▸ **To do**
Find the lines with "エネルギー" in them and copy them out.

+++++

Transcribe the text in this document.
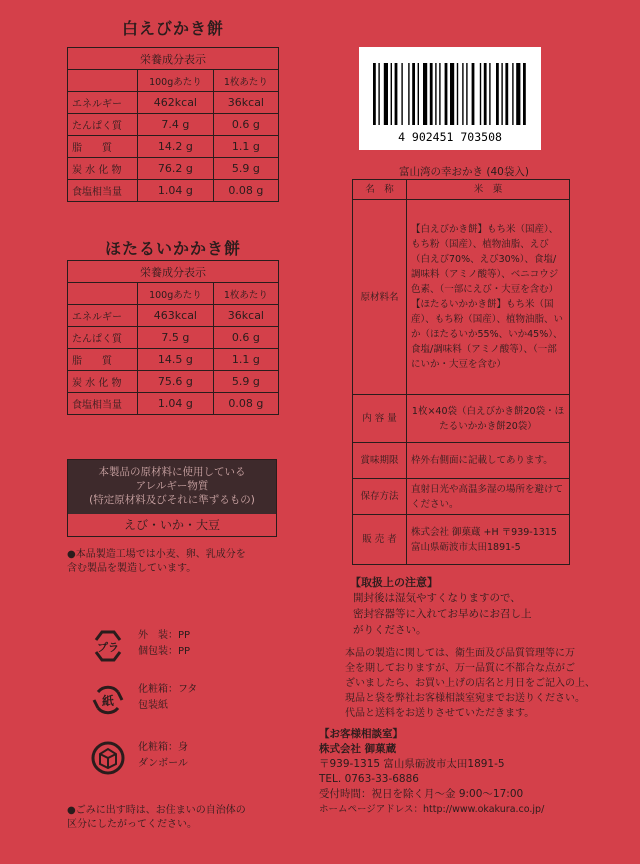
白えびかき餅
栄養成分表示		
	100gあたり	1枚あたり
エネルギー	462kcal	36kcal
たんぱく質	7.4 g	0.6 g
脂　　質	14.2 g	1.1 g
炭 水 化 物	76.2 g	5.9 g
食塩相当量	1.04 g	0.08 g
ほたるいかかき餅
栄養成分表示		
	100gあたり	1枚あたり
エネルギー	463kcal	36kcal
たんぱく質	7.5 g	0.6 g
脂　　質	14.5 g	1.1 g
炭 水 化 物	75.6 g	5.9 g
食塩相当量	1.04 g	0.08 g
本製品の原材料に使用している
アレルギー物質
(特定原材料及びそれに準ずるもの)
えび・いか・大豆
●本品製造工場では小麦、卵、乳成分を
含む製品を製造しています。
プラ
外　装：PP
個包装：PP
紙
化粧箱：フタ
包装紙
化粧箱：身
ダンボール
●ごみに出す時は、お住まいの自治体の
区分にしたがってください。
4 902451 703508
富山湾の幸おかき (40袋入)
名　称	米　菓
原材料名	【白えびかき餅】もち米（国産）、もち粉（国産）、植物油脂、えび（白えび70%、えび30%）、食塩/調味料（アミノ酸等）、ベニコウジ色素、（一部にえび・大豆を含む）【ほたるいかかき餅】もち米（国産）、もち粉（国産）、植物油脂、いか（ほたるいか55%、いか45%）、食塩/調味料（アミノ酸等）、（一部にいか・大豆を含む）
内 容 量	1枚×40袋（白えびかき餅20袋・ほたるいかかき餅20袋）
賞味期限	枠外右側面に記載してあります。
保存方法	直射日光や高温多湿の場所を避けてください。
販 売 者	株式会社 御菓蔵 +H 〒939-1315 富山県砺波市太田1891-5
【取扱上の注意】
開封後は湿気やすくなりますので、
密封容器等に入れてお早めにお召し上
がりください。
本品の製造に関しては、衛生面及び品質管理等に万
全を期しておりますが、万一品質に不都合な点がご
ざいましたら、お買い上げの店名と月日をご記入の上、
現品と袋を弊社お客様相談室宛までお送りください。
代品と送料をお送りさせていただきます。
【お客様相談室】
株式会社 御菓蔵
〒939-1315 富山県砺波市太田1891-5
TEL. 0763-33-6886
受付時間：祝日を除く月～金 9:00～17:00
ホームページアドレス：http://www.okakura.co.jp/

+++++

▸ **Correct result**
エネルギー	462kcal	36kcal
エネルギー	463kcal	36kcal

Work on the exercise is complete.